■ What you should do ■
Output every record below exactly as it appears.

╭──

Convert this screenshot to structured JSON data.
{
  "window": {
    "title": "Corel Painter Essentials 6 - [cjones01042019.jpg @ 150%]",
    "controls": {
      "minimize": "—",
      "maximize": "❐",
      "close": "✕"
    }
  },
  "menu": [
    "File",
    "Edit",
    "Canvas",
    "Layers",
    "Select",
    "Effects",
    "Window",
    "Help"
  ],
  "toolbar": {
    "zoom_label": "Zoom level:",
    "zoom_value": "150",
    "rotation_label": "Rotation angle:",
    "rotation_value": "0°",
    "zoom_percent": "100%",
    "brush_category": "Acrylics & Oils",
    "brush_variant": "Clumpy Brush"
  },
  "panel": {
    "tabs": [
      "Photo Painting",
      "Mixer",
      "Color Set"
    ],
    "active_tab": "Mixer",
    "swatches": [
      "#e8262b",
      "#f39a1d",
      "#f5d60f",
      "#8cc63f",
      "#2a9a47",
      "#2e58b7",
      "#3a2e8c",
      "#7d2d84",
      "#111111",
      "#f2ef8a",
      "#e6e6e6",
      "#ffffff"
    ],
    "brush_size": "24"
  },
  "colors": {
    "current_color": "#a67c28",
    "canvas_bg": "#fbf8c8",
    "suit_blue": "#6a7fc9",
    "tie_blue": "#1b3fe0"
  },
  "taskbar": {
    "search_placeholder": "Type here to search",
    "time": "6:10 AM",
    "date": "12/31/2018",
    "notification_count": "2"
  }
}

╰──

■ The solution ■
Convert this screenshot to structured JSON data.
{
  "window": {
    "title": "Corel Painter Essentials 6 - [cjones01042019.jpg @ 150%]",
    "controls": {
      "minimize": "—",
      "maximize": "❐",
      "close": "✕"
    }
  },
  "menu": [
    "File",
    "Edit",
    "Canvas",
    "Layers",
    "Select",
    "Effects",
    "Window",
    "Help"
  ],
  "toolbar": {
    "zoom_label": "Zoom level:",
    "zoom_value": "150",
    "rotation_label": "Rotation angle:",
    "rotation_value": "0°",
    "zoom_percent": "100%",
    "brush_category": "Acrylics & Oils",
    "brush_variant": "Clumpy Brush"
  },
  "panel": {
    "tabs": [
      "Photo Painting",
      "Mixer",
      "Color Set"
    ],
    "active_tab": "Mixer",
    "swatches": [
      "#e8262b",
      "#f39a1d",
      "#f5d60f",
      "#8cc63f",
      "#2a9a47",
      "#2e58b7",
      "#3a2e8c",
      "#7d2d84",
      "#111111",
      "#f2ef8a",
      "#e6e6e6",
      "#ffffff"
    ],
    "brush_size": "24"
  },
  "colors": {
    "current_color": "#a67c28",
    "canvas_bg": "#fbf8c8",
    "suit_blue": "#6a7fc9",
    "tie_blue": "#1b3fe0"
  },
  "taskbar": {
    "search_placeholder": "Type here to search",
    "time": "6:10 AM",
    "date": "12/31/2018",
    "notification_count": "2"
  }
}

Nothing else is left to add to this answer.